Job: Check every line below for the word "thấy" and copy each one that has it.

* start *

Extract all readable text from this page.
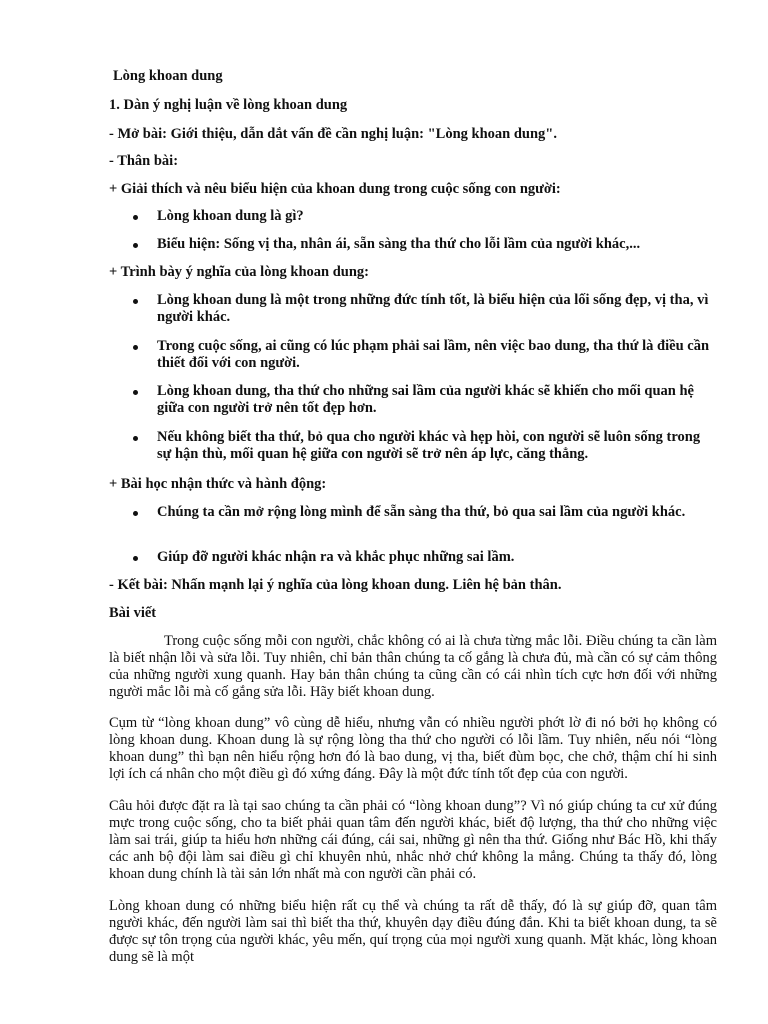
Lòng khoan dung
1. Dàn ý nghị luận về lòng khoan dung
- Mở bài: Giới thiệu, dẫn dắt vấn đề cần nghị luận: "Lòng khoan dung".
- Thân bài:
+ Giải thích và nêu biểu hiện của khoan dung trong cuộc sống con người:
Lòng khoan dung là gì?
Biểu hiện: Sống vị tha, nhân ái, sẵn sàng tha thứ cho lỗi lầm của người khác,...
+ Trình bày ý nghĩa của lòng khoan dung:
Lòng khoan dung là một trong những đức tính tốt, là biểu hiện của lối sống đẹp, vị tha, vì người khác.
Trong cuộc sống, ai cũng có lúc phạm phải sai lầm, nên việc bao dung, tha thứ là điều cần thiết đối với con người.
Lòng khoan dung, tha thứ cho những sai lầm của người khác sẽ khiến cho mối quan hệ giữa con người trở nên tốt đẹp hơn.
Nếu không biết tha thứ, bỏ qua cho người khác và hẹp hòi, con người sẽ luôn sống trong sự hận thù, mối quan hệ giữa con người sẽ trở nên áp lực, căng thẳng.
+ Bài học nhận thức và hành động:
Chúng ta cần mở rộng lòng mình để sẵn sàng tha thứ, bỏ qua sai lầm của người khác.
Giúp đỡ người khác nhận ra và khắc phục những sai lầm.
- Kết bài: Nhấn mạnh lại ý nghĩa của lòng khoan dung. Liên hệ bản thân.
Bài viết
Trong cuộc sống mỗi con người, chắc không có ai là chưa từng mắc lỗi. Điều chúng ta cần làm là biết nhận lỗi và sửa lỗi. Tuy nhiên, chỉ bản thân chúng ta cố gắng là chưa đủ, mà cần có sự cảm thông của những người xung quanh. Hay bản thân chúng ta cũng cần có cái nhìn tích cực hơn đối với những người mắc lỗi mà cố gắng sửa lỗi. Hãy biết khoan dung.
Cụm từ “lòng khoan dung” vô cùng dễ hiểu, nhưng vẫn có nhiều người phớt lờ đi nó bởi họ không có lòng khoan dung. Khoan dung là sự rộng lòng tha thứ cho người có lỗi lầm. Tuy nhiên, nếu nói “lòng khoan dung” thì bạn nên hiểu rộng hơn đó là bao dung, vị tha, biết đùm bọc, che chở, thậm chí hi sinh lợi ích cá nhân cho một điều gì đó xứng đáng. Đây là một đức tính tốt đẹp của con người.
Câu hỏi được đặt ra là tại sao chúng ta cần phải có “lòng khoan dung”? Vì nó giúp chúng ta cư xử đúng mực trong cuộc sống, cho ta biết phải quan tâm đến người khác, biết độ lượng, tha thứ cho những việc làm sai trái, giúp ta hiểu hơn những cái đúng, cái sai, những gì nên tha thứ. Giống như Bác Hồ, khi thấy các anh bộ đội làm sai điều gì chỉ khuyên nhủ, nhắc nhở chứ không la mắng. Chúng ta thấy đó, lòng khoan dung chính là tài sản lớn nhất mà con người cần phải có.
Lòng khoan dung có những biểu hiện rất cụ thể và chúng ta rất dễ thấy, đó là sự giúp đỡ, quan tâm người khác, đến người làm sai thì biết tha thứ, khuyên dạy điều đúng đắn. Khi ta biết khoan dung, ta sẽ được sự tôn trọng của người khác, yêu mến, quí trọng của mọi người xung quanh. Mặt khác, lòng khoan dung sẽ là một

* end *

Solution to this task:
Câu hỏi được đặt ra là tại sao chúng ta cần phải có “lòng khoan dung”? Vì nó giúp chúng ta cư xử đúng mực trong cuộc sống, cho ta biết phải quan tâm đến người khác, biết độ lượng, tha thứ cho những việc làm sai trái, giúp ta hiểu hơn những cái đúng, cái sai, những gì nên tha thứ. Giống như Bác Hồ, khi thấy các anh bộ đội làm sai điều gì chỉ khuyên nhủ, nhắc nhở chứ không la mắng. Chúng ta thấy đó, lòng khoan dung chính là tài sản lớn nhất mà con người cần phải có.
Lòng khoan dung có những biểu hiện rất cụ thể và chúng ta rất dễ thấy, đó là sự giúp đỡ, quan tâm người khác, đến người làm sai thì biết tha thứ, khuyên dạy điều đúng đắn. Khi ta biết khoan dung, ta sẽ được sự tôn trọng của người khác, yêu mến, quí trọng của mọi người xung quanh. Mặt khác, lòng khoan dung sẽ là một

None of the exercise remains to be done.